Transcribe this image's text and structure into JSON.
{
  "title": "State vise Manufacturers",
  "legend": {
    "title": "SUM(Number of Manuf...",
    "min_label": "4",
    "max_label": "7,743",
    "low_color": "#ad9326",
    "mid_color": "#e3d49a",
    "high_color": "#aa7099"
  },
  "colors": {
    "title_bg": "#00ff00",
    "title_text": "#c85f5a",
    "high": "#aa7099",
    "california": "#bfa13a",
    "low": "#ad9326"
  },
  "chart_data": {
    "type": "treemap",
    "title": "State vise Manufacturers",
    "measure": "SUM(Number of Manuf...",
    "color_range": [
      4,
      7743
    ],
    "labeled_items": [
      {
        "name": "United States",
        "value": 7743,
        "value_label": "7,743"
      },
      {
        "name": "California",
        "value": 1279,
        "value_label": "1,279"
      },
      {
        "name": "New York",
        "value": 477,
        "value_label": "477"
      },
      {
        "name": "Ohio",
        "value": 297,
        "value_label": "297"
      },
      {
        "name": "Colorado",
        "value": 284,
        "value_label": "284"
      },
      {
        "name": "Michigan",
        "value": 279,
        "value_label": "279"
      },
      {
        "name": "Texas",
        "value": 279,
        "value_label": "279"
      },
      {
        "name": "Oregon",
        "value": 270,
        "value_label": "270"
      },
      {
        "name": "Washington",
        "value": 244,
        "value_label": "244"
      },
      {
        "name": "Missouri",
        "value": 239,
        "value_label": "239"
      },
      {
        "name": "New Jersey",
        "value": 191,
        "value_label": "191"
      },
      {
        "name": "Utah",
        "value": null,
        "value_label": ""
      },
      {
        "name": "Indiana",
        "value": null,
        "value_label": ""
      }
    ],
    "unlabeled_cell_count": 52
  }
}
════════════════════
• **WHAT IS ASKED**
Quote the data in full, keeping each word unchanged.

• **FINISHED TASK**
Transcribe this image's text and structure into JSON.
{
  "title": "State vise Manufacturers",
  "legend": {
    "title": "SUM(Number of Manuf...",
    "min_label": "4",
    "max_label": "7,743",
    "low_color": "#ad9326",
    "mid_color": "#e3d49a",
    "high_color": "#aa7099"
  },
  "colors": {
    "title_bg": "#00ff00",
    "title_text": "#c85f5a",
    "high": "#aa7099",
    "california": "#bfa13a",
    "low": "#ad9326"
  },
  "chart_data": {
    "type": "treemap",
    "title": "State vise Manufacturers",
    "measure": "SUM(Number of Manuf...",
    "color_range": [
      4,
      7743
    ],
    "labeled_items": [
      {
        "name": "United States",
        "value": 7743,
        "value_label": "7,743"
      },
      {
        "name": "California",
        "value": 1279,
        "value_label": "1,279"
      },
      {
        "name": "New York",
        "value": 477,
        "value_label": "477"
      },
      {
        "name": "Ohio",
        "value": 297,
        "value_label": "297"
      },
      {
        "name": "Colorado",
        "value": 284,
        "value_label": "284"
      },
      {
        "name": "Michigan",
        "value": 279,
        "value_label": "279"
      },
      {
        "name": "Texas",
        "value": 279,
        "value_label": "279"
      },
      {
        "name": "Oregon",
        "value": 270,
        "value_label": "270"
      },
      {
        "name": "Washington",
        "value": 244,
        "value_label": "244"
      },
      {
        "name": "Missouri",
        "value": 239,
        "value_label": "239"
      },
      {
        "name": "New Jersey",
        "value": 191,
        "value_label": "191"
      },
      {
        "name": "Utah",
        "value": null,
        "value_label": ""
      },
      {
        "name": "Indiana",
        "value": null,
        "value_label": ""
      }
    ],
    "unlabeled_cell_count": 52
  }
}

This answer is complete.